INPUT ROWS:

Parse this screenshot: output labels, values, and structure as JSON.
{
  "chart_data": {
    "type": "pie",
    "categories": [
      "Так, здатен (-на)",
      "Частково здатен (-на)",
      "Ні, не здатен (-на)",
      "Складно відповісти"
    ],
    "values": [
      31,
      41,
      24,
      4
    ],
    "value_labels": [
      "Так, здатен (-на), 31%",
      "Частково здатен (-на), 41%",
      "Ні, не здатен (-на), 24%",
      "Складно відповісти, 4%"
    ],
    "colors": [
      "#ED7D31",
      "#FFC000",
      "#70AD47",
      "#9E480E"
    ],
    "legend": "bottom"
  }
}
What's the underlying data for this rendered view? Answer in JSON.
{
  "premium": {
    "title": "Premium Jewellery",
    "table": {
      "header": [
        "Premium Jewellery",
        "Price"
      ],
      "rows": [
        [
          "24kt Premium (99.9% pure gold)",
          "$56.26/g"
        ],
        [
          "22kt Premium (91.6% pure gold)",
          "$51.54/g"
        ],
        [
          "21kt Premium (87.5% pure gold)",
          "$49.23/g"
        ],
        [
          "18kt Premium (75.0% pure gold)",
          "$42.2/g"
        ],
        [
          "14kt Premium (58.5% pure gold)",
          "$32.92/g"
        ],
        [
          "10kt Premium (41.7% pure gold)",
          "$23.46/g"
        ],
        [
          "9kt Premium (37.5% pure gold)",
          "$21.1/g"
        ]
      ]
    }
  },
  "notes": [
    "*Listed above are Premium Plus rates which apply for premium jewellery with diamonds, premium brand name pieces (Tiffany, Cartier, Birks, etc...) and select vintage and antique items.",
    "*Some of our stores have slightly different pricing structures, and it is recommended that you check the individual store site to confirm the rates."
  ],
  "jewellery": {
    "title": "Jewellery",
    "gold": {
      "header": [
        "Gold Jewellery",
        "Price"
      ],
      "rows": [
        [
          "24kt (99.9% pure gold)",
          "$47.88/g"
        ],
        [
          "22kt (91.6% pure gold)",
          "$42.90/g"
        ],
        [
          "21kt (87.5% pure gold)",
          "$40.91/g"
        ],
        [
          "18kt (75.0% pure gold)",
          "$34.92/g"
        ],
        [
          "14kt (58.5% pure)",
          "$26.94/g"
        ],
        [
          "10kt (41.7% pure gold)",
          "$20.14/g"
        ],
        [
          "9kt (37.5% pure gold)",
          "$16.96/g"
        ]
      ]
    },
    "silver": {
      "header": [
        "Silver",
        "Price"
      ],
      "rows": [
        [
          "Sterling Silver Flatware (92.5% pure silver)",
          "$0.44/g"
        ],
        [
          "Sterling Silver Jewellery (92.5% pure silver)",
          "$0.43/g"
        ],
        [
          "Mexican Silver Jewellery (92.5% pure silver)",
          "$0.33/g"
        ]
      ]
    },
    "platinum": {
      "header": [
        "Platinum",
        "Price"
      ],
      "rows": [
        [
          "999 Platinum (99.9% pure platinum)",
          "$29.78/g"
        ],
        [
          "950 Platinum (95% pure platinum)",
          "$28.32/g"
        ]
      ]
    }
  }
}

YOUR GOAL: Your task is to collect every line above that contains the word "відповісти".

CORRECT ANSWER:
      "Складно відповісти"
      "Складно відповісти, 4%"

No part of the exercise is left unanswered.